Write out each line beneath this one exactly as it reads.

— start STORED ROWS —

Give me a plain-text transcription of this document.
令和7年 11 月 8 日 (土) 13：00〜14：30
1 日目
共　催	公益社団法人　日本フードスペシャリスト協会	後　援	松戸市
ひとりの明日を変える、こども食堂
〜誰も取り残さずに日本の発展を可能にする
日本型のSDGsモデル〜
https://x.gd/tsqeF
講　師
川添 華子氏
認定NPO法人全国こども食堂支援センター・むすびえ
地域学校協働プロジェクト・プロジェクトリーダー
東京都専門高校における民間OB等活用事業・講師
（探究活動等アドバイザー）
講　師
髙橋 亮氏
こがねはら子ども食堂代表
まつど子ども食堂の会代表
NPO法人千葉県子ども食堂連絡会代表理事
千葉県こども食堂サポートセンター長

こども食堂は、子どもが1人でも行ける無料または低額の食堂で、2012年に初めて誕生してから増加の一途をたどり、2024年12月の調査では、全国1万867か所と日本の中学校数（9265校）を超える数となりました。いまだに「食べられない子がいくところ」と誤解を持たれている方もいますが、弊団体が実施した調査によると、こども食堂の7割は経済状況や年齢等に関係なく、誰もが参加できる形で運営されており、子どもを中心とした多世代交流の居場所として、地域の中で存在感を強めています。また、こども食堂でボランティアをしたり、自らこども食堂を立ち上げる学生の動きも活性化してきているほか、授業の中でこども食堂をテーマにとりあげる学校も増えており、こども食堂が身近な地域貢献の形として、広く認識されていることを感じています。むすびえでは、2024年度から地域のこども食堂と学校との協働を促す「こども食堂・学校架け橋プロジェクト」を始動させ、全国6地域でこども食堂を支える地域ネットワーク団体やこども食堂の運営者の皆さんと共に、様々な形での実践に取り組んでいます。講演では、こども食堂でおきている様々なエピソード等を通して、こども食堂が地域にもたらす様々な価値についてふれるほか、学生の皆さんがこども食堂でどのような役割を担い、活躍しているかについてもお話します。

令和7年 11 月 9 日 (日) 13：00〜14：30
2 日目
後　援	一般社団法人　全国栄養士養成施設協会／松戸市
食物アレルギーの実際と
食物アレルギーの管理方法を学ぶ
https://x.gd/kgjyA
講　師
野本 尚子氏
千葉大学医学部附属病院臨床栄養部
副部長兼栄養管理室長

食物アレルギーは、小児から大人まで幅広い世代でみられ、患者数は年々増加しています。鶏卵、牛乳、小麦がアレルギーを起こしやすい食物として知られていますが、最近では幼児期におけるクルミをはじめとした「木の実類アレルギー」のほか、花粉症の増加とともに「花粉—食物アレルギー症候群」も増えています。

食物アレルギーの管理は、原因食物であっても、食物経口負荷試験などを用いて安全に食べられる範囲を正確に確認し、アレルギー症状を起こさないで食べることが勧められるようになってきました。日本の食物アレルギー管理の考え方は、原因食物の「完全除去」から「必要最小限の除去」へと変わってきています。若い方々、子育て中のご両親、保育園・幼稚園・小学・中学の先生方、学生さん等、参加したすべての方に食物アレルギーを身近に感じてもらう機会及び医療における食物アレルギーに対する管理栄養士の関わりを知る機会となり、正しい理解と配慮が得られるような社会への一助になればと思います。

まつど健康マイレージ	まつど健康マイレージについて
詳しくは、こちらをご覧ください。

— end STORED ROWS —

■ THE RESULT
Give me a plain-text transcription of this document.
令和7年 11 月 8 日 (土) 13：00〜14：30
1 日目
共　催	公益社団法人　日本フードスペシャリスト協会	後　援	松戸市
ひとりの明日を変える、こども食堂
〜誰も取り残さずに日本の発展を可能にする
日本型のSDGsモデル〜
https://x.gd/tsqeF
講　師
川添 華子氏
認定NPO法人全国こども食堂支援センター・むすびえ
地域学校協働プロジェクト・プロジェクトリーダー
東京都専門高校における民間OB等活用事業・講師
（探究活動等アドバイザー）
講　師
髙橋 亮氏
こがねはら子ども食堂代表
まつど子ども食堂の会代表
NPO法人千葉県子ども食堂連絡会代表理事
千葉県こども食堂サポートセンター長

こども食堂は、子どもが1人でも行ける無料または低額の食堂で、2012年に初めて誕生してから増加の一途をたどり、2024年12月の調査では、全国1万867か所と日本の中学校数（9265校）を超える数となりました。いまだに「食べられない子がいくところ」と誤解を持たれている方もいますが、弊団体が実施した調査によると、こども食堂の7割は経済状況や年齢等に関係なく、誰もが参加できる形で運営されており、子どもを中心とした多世代交流の居場所として、地域の中で存在感を強めています。また、こども食堂でボランティアをしたり、自らこども食堂を立ち上げる学生の動きも活性化してきているほか、授業の中でこども食堂をテーマにとりあげる学校も増えており、こども食堂が身近な地域貢献の形として、広く認識されていることを感じています。むすびえでは、2024年度から地域のこども食堂と学校との協働を促す「こども食堂・学校架け橋プロジェクト」を始動させ、全国6地域でこども食堂を支える地域ネットワーク団体やこども食堂の運営者の皆さんと共に、様々な形での実践に取り組んでいます。講演では、こども食堂でおきている様々なエピソード等を通して、こども食堂が地域にもたらす様々な価値についてふれるほか、学生の皆さんがこども食堂でどのような役割を担い、活躍しているかについてもお話します。

令和7年 11 月 9 日 (日) 13：00〜14：30
2 日目
後　援	一般社団法人　全国栄養士養成施設協会／松戸市
食物アレルギーの実際と
食物アレルギーの管理方法を学ぶ
https://x.gd/kgjyA
講　師
野本 尚子氏
千葉大学医学部附属病院臨床栄養部
副部長兼栄養管理室長

食物アレルギーは、小児から大人まで幅広い世代でみられ、患者数は年々増加しています。鶏卵、牛乳、小麦がアレルギーを起こしやすい食物として知られていますが、最近では幼児期におけるクルミをはじめとした「木の実類アレルギー」のほか、花粉症の増加とともに「花粉—食物アレルギー症候群」も増えています。

食物アレルギーの管理は、原因食物であっても、食物経口負荷試験などを用いて安全に食べられる範囲を正確に確認し、アレルギー症状を起こさないで食べることが勧められるようになってきました。日本の食物アレルギー管理の考え方は、原因食物の「完全除去」から「必要最小限の除去」へと変わってきています。若い方々、子育て中のご両親、保育園・幼稚園・小学・中学の先生方、学生さん等、参加したすべての方に食物アレルギーを身近に感じてもらう機会及び医療における食物アレルギーに対する管理栄養士の関わりを知る機会となり、正しい理解と配慮が得られるような社会への一助になればと思います。

まつど健康マイレージ	まつど健康マイレージについて
詳しくは、こちらをご覧ください。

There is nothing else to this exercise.